**TEXT SHOWN:**

>> BEGIN

King Juan, Isabella’s father, had been just six years old when he fell under the spell of eighteen-year-old Álvaro de Luna, who was soon sleeping in the child’s bed. Juan’s father had died, and his mother was trying to administer the nation at a time of terrible civil strife; she was initially appreciative when Álvaro took such a kindly interest in the boy. “The king did not want to be without Don Álvaro de Luna either by night or by day,” wrote a chronicler of the time.13 At some point, however, the queen mother became concerned that the relationship had become so “intimate,” writes historian Teofilo Ruiz. She ordered “Don Álvaro removed from the court, only to bring him back at the pleading and insistence of her son.”14

Álvaro, for his part, had been the illegitimate son of a nobleman who took no interest in him. He had been separated from his mother and raised in the household of the Catholic pope who was his uncle, surrounded by priests whose religious vows kept them from marriage. Álvaro de Luna was handsome, charming, and amiable; he eventually married and had children. In his twenties, however, though many women were attracted to him, he was never associated publicly with any of them, which he encouraged people to believe was evidence of his unusual gallantry toward the ladies of the court. But it could also have meant that his sexual interests were primarily elsewhere. In Álvaro’s own household, for example, an unusual boy, Juan Pacheco, served as a teenage page, and Pacheco repeated the pattern established by Álvaro de Luna.

After King Juan grew up, married, and had a son, Enrique, Álvaro de Luna similarly introduced Juan Pacheco, six years older than Enrique, to the young prince and placed him in the prince’s household. Soon Juan Pacheco held Enrique in thrall as Álvaro had done with his father.

Both Álvaro de Luna and Juan Pacheco had exhibited a remarkable degree of personal power over Juan and Enrique—in both cases, it was so noteworthy that it was likened to witchcraft. This pattern is common among sexual predators and their victims. The sexual involvement is not a romance but an abuse. The molester often takes satisfaction from humiliating the object of his or her attentions, sometimes in a public place, with the goal of demonstrating dominance. The victim often feels some combination of anger and shame, because at times the interactions are sexually pleasurable. Adults who were molested as children frequently have difficulty maintaining relationships and are either easily sexually aroused or become incapable of having sex. Moreover, the victims frequently become very religious out of a sense of guilt, in seeking redemption for what they believe to be their own culpability for what occurred.

>> END

**SUPPLIED ENTRIES:**
>> BEGIN

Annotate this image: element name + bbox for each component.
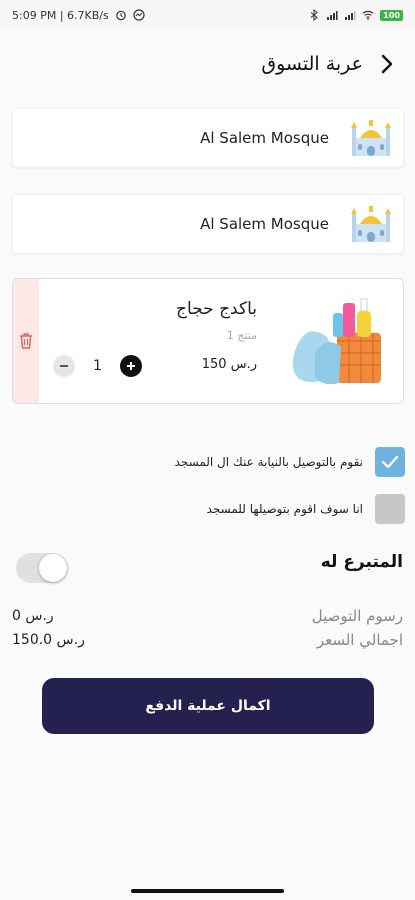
decrease-button[interactable] [53,355,75,377]
product-image [275,291,393,391]
option-label: انا سوف اقوم بتوصيلها للمسجد [206,502,363,516]
header: عربة التسوق [18,48,397,80]
status-time: 5:09 PM | 6.7KB/s [12,8,109,22]
delivery-option-mosque[interactable]: نقوم بالتوصيل بالنيابة عنك ال المسجد [175,447,405,477]
signal-icon-2 [345,11,356,20]
checkbox-checked[interactable] [375,447,405,477]
delivery-option-self[interactable]: انا سوف اقوم بتوصيلها للمسجد [207,494,405,524]
status-right: 100 [308,9,403,21]
checkbox-unchecked[interactable] [375,494,405,524]
signal-icon [327,11,338,20]
messenger-icon [133,9,145,21]
total-price-value: 150.0 ر.س [12,632,85,648]
check-icon [381,455,399,469]
product-title: باكدج حجاج [176,299,257,319]
mosque-icon [351,120,391,156]
mosque-icon [351,206,391,242]
delete-button[interactable] [13,279,39,403]
plus-icon [126,362,135,370]
mosque-card[interactable]: Al Salem Mosque [12,108,404,168]
status-left: 5:09 PM | 6.7KB/s [12,9,145,22]
back-button[interactable] [377,54,397,74]
status-bar: 5:09 PM | 6.7KB/s 100 [0,0,415,30]
donor-label: المتبرع له [320,552,403,572]
home-indicator [131,889,284,893]
wifi-icon [362,10,374,20]
chevron-right-icon [381,54,393,74]
alarm-icon [115,10,126,21]
mosque-name: Al Salem Mosque [200,215,329,233]
donor-toggle[interactable] [16,553,68,583]
quantity-value: 1 [93,358,102,374]
toggle-knob [39,554,67,582]
trash-icon [20,333,32,349]
bluetooth-icon [310,9,319,21]
increase-button[interactable] [119,355,142,377]
option-label: نقوم بالتوصيل بالنيابة عنك ال المسجد [174,455,363,469]
mosque-name: Al Salem Mosque [200,129,329,147]
quantity-stepper: 1 [53,355,142,377]
delivery-fee-value: 0 ر.س [12,608,54,624]
minus-icon [60,365,68,367]
checkout-button[interactable]: اكمال عملية الدفع [42,678,374,734]
delivery-fee-label: رسوم التوصيل [311,607,403,625]
product-price: 150 ر.س [201,357,257,372]
product-count: 1 منتج [226,329,257,342]
page-title: عربة التسوق [261,53,363,75]
battery-icon: 100 [380,9,403,21]
total-price-label: اجمالي السعر [316,631,403,649]
cart-item: باكدج حجاج 1 منتج 150 ر.س 1 [12,278,404,404]
mosque-card[interactable]: Al Salem Mosque [12,194,404,254]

>> END

**REQUIREMENT 1:** Could you repeat the part of the Álvaro de Luna passage that starts at "After King Juan" and ends at "with his father.", keeping every word as the text gives it?
**REQUIREMENT 2:** Can you reproduce the lines of the listing verbatim, starting at the line that contains "decrease-button[interactable] [53,355,75,377]" and ending with the last line of the listing, with both of those lines included?

**PROBLEM SOLUTION 1:**
After King Juan grew up, married, and had a son, Enrique, Álvaro de Luna similarly introduced Juan Pacheco, six years older than Enrique, to the young prince and placed him in the prince’s household. Soon Juan Pacheco held Enrique in thrall as Álvaro had done with his father.

**PROBLEM SOLUTION 2:**
decrease-button[interactable] [53,355,75,377]
product-image [275,291,393,391]
option-label: انا سوف اقوم بتوصيلها للمسجد [206,502,363,516]
header: عربة التسوق [18,48,397,80]
status-time: 5:09 PM | 6.7KB/s [12,8,109,22]
delivery-option-mosque[interactable]: نقوم بالتوصيل بالنيابة عنك ال المسجد [175,447,405,477]
signal-icon-2 [345,11,356,20]
checkbox-checked[interactable] [375,447,405,477]
delivery-option-self[interactable]: انا سوف اقوم بتوصيلها للمسجد [207,494,405,524]
status-right: 100 [308,9,403,21]
checkbox-unchecked[interactable] [375,494,405,524]
signal-icon [327,11,338,20]
messenger-icon [133,9,145,21]
total-price-value: 150.0 ر.س [12,632,85,648]
check-icon [381,455,399,469]
product-title: باكدج حجاج [176,299,257,319]
mosque-icon [351,120,391,156]
mosque-icon [351,206,391,242]
delete-button[interactable] [13,279,39,403]
plus-icon [126,362,135,370]
mosque-card[interactable]: Al Salem Mosque [12,108,404,168]
status-left: 5:09 PM | 6.7KB/s [12,9,145,22]
back-button[interactable] [377,54,397,74]
status-bar: 5:09 PM | 6.7KB/s 100 [0,0,415,30]
donor-label: المتبرع له [320,552,403,572]
home-indicator [131,889,284,893]
wifi-icon [362,10,374,20]
chevron-right-icon [381,54,393,74]
alarm-icon [115,10,126,21]
mosque-name: Al Salem Mosque [200,215,329,233]
donor-toggle[interactable] [16,553,68,583]
quantity-value: 1 [93,358,102,374]
toggle-knob [39,554,67,582]
trash-icon [20,333,32,349]
bluetooth-icon [310,9,319,21]
increase-button[interactable] [119,355,142,377]
option-label: نقوم بالتوصيل بالنيابة عنك ال المسجد [174,455,363,469]
mosque-name: Al Salem Mosque [200,129,329,147]
quantity-stepper: 1 [53,355,142,377]
delivery-fee-value: 0 ر.س [12,608,54,624]
minus-icon [60,365,68,367]
checkout-button[interactable]: اكمال عملية الدفع [42,678,374,734]
delivery-fee-label: رسوم التوصيل [311,607,403,625]
product-price: 150 ر.س [201,357,257,372]
product-count: 1 منتج [226,329,257,342]
page-title: عربة التسوق [261,53,363,75]
battery-icon: 100 [380,9,403,21]
total-price-label: اجمالي السعر [316,631,403,649]
cart-item: باكدج حجاج 1 منتج 150 ر.س 1 [12,278,404,404]
mosque-card[interactable]: Al Salem Mosque [12,194,404,254]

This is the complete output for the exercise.